Data extract —
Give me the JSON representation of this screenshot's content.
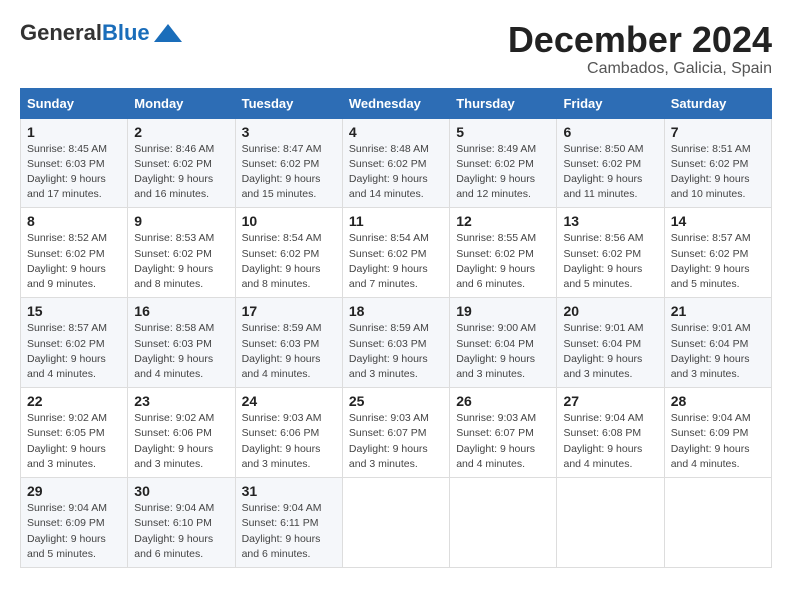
{
  "logo": {
    "general": "General",
    "blue": "Blue"
  },
  "title": {
    "month": "December 2024",
    "location": "Cambados, Galicia, Spain"
  },
  "headers": [
    "Sunday",
    "Monday",
    "Tuesday",
    "Wednesday",
    "Thursday",
    "Friday",
    "Saturday"
  ],
  "weeks": [
    [
      {
        "day": "1",
        "sunrise": "8:45 AM",
        "sunset": "6:03 PM",
        "daylight": "9 hours and 17 minutes."
      },
      {
        "day": "2",
        "sunrise": "8:46 AM",
        "sunset": "6:02 PM",
        "daylight": "9 hours and 16 minutes."
      },
      {
        "day": "3",
        "sunrise": "8:47 AM",
        "sunset": "6:02 PM",
        "daylight": "9 hours and 15 minutes."
      },
      {
        "day": "4",
        "sunrise": "8:48 AM",
        "sunset": "6:02 PM",
        "daylight": "9 hours and 14 minutes."
      },
      {
        "day": "5",
        "sunrise": "8:49 AM",
        "sunset": "6:02 PM",
        "daylight": "9 hours and 12 minutes."
      },
      {
        "day": "6",
        "sunrise": "8:50 AM",
        "sunset": "6:02 PM",
        "daylight": "9 hours and 11 minutes."
      },
      {
        "day": "7",
        "sunrise": "8:51 AM",
        "sunset": "6:02 PM",
        "daylight": "9 hours and 10 minutes."
      }
    ],
    [
      {
        "day": "8",
        "sunrise": "8:52 AM",
        "sunset": "6:02 PM",
        "daylight": "9 hours and 9 minutes."
      },
      {
        "day": "9",
        "sunrise": "8:53 AM",
        "sunset": "6:02 PM",
        "daylight": "9 hours and 8 minutes."
      },
      {
        "day": "10",
        "sunrise": "8:54 AM",
        "sunset": "6:02 PM",
        "daylight": "9 hours and 8 minutes."
      },
      {
        "day": "11",
        "sunrise": "8:54 AM",
        "sunset": "6:02 PM",
        "daylight": "9 hours and 7 minutes."
      },
      {
        "day": "12",
        "sunrise": "8:55 AM",
        "sunset": "6:02 PM",
        "daylight": "9 hours and 6 minutes."
      },
      {
        "day": "13",
        "sunrise": "8:56 AM",
        "sunset": "6:02 PM",
        "daylight": "9 hours and 5 minutes."
      },
      {
        "day": "14",
        "sunrise": "8:57 AM",
        "sunset": "6:02 PM",
        "daylight": "9 hours and 5 minutes."
      }
    ],
    [
      {
        "day": "15",
        "sunrise": "8:57 AM",
        "sunset": "6:02 PM",
        "daylight": "9 hours and 4 minutes."
      },
      {
        "day": "16",
        "sunrise": "8:58 AM",
        "sunset": "6:03 PM",
        "daylight": "9 hours and 4 minutes."
      },
      {
        "day": "17",
        "sunrise": "8:59 AM",
        "sunset": "6:03 PM",
        "daylight": "9 hours and 4 minutes."
      },
      {
        "day": "18",
        "sunrise": "8:59 AM",
        "sunset": "6:03 PM",
        "daylight": "9 hours and 3 minutes."
      },
      {
        "day": "19",
        "sunrise": "9:00 AM",
        "sunset": "6:04 PM",
        "daylight": "9 hours and 3 minutes."
      },
      {
        "day": "20",
        "sunrise": "9:01 AM",
        "sunset": "6:04 PM",
        "daylight": "9 hours and 3 minutes."
      },
      {
        "day": "21",
        "sunrise": "9:01 AM",
        "sunset": "6:04 PM",
        "daylight": "9 hours and 3 minutes."
      }
    ],
    [
      {
        "day": "22",
        "sunrise": "9:02 AM",
        "sunset": "6:05 PM",
        "daylight": "9 hours and 3 minutes."
      },
      {
        "day": "23",
        "sunrise": "9:02 AM",
        "sunset": "6:06 PM",
        "daylight": "9 hours and 3 minutes."
      },
      {
        "day": "24",
        "sunrise": "9:03 AM",
        "sunset": "6:06 PM",
        "daylight": "9 hours and 3 minutes."
      },
      {
        "day": "25",
        "sunrise": "9:03 AM",
        "sunset": "6:07 PM",
        "daylight": "9 hours and 3 minutes."
      },
      {
        "day": "26",
        "sunrise": "9:03 AM",
        "sunset": "6:07 PM",
        "daylight": "9 hours and 4 minutes."
      },
      {
        "day": "27",
        "sunrise": "9:04 AM",
        "sunset": "6:08 PM",
        "daylight": "9 hours and 4 minutes."
      },
      {
        "day": "28",
        "sunrise": "9:04 AM",
        "sunset": "6:09 PM",
        "daylight": "9 hours and 4 minutes."
      }
    ],
    [
      {
        "day": "29",
        "sunrise": "9:04 AM",
        "sunset": "6:09 PM",
        "daylight": "9 hours and 5 minutes."
      },
      {
        "day": "30",
        "sunrise": "9:04 AM",
        "sunset": "6:10 PM",
        "daylight": "9 hours and 6 minutes."
      },
      {
        "day": "31",
        "sunrise": "9:04 AM",
        "sunset": "6:11 PM",
        "daylight": "9 hours and 6 minutes."
      },
      null,
      null,
      null,
      null
    ]
  ],
  "labels": {
    "sunrise": "Sunrise:",
    "sunset": "Sunset:",
    "daylight": "Daylight:"
  }
}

To do —
Without including any pictures, output all the entries above exactly.

Task result —
Give me the JSON representation of this screenshot's content.
{
  "logo": {
    "general": "General",
    "blue": "Blue"
  },
  "title": {
    "month": "December 2024",
    "location": "Cambados, Galicia, Spain"
  },
  "headers": [
    "Sunday",
    "Monday",
    "Tuesday",
    "Wednesday",
    "Thursday",
    "Friday",
    "Saturday"
  ],
  "weeks": [
    [
      {
        "day": "1",
        "sunrise": "8:45 AM",
        "sunset": "6:03 PM",
        "daylight": "9 hours and 17 minutes."
      },
      {
        "day": "2",
        "sunrise": "8:46 AM",
        "sunset": "6:02 PM",
        "daylight": "9 hours and 16 minutes."
      },
      {
        "day": "3",
        "sunrise": "8:47 AM",
        "sunset": "6:02 PM",
        "daylight": "9 hours and 15 minutes."
      },
      {
        "day": "4",
        "sunrise": "8:48 AM",
        "sunset": "6:02 PM",
        "daylight": "9 hours and 14 minutes."
      },
      {
        "day": "5",
        "sunrise": "8:49 AM",
        "sunset": "6:02 PM",
        "daylight": "9 hours and 12 minutes."
      },
      {
        "day": "6",
        "sunrise": "8:50 AM",
        "sunset": "6:02 PM",
        "daylight": "9 hours and 11 minutes."
      },
      {
        "day": "7",
        "sunrise": "8:51 AM",
        "sunset": "6:02 PM",
        "daylight": "9 hours and 10 minutes."
      }
    ],
    [
      {
        "day": "8",
        "sunrise": "8:52 AM",
        "sunset": "6:02 PM",
        "daylight": "9 hours and 9 minutes."
      },
      {
        "day": "9",
        "sunrise": "8:53 AM",
        "sunset": "6:02 PM",
        "daylight": "9 hours and 8 minutes."
      },
      {
        "day": "10",
        "sunrise": "8:54 AM",
        "sunset": "6:02 PM",
        "daylight": "9 hours and 8 minutes."
      },
      {
        "day": "11",
        "sunrise": "8:54 AM",
        "sunset": "6:02 PM",
        "daylight": "9 hours and 7 minutes."
      },
      {
        "day": "12",
        "sunrise": "8:55 AM",
        "sunset": "6:02 PM",
        "daylight": "9 hours and 6 minutes."
      },
      {
        "day": "13",
        "sunrise": "8:56 AM",
        "sunset": "6:02 PM",
        "daylight": "9 hours and 5 minutes."
      },
      {
        "day": "14",
        "sunrise": "8:57 AM",
        "sunset": "6:02 PM",
        "daylight": "9 hours and 5 minutes."
      }
    ],
    [
      {
        "day": "15",
        "sunrise": "8:57 AM",
        "sunset": "6:02 PM",
        "daylight": "9 hours and 4 minutes."
      },
      {
        "day": "16",
        "sunrise": "8:58 AM",
        "sunset": "6:03 PM",
        "daylight": "9 hours and 4 minutes."
      },
      {
        "day": "17",
        "sunrise": "8:59 AM",
        "sunset": "6:03 PM",
        "daylight": "9 hours and 4 minutes."
      },
      {
        "day": "18",
        "sunrise": "8:59 AM",
        "sunset": "6:03 PM",
        "daylight": "9 hours and 3 minutes."
      },
      {
        "day": "19",
        "sunrise": "9:00 AM",
        "sunset": "6:04 PM",
        "daylight": "9 hours and 3 minutes."
      },
      {
        "day": "20",
        "sunrise": "9:01 AM",
        "sunset": "6:04 PM",
        "daylight": "9 hours and 3 minutes."
      },
      {
        "day": "21",
        "sunrise": "9:01 AM",
        "sunset": "6:04 PM",
        "daylight": "9 hours and 3 minutes."
      }
    ],
    [
      {
        "day": "22",
        "sunrise": "9:02 AM",
        "sunset": "6:05 PM",
        "daylight": "9 hours and 3 minutes."
      },
      {
        "day": "23",
        "sunrise": "9:02 AM",
        "sunset": "6:06 PM",
        "daylight": "9 hours and 3 minutes."
      },
      {
        "day": "24",
        "sunrise": "9:03 AM",
        "sunset": "6:06 PM",
        "daylight": "9 hours and 3 minutes."
      },
      {
        "day": "25",
        "sunrise": "9:03 AM",
        "sunset": "6:07 PM",
        "daylight": "9 hours and 3 minutes."
      },
      {
        "day": "26",
        "sunrise": "9:03 AM",
        "sunset": "6:07 PM",
        "daylight": "9 hours and 4 minutes."
      },
      {
        "day": "27",
        "sunrise": "9:04 AM",
        "sunset": "6:08 PM",
        "daylight": "9 hours and 4 minutes."
      },
      {
        "day": "28",
        "sunrise": "9:04 AM",
        "sunset": "6:09 PM",
        "daylight": "9 hours and 4 minutes."
      }
    ],
    [
      {
        "day": "29",
        "sunrise": "9:04 AM",
        "sunset": "6:09 PM",
        "daylight": "9 hours and 5 minutes."
      },
      {
        "day": "30",
        "sunrise": "9:04 AM",
        "sunset": "6:10 PM",
        "daylight": "9 hours and 6 minutes."
      },
      {
        "day": "31",
        "sunrise": "9:04 AM",
        "sunset": "6:11 PM",
        "daylight": "9 hours and 6 minutes."
      },
      null,
      null,
      null,
      null
    ]
  ],
  "labels": {
    "sunrise": "Sunrise:",
    "sunset": "Sunset:",
    "daylight": "Daylight:"
  }
}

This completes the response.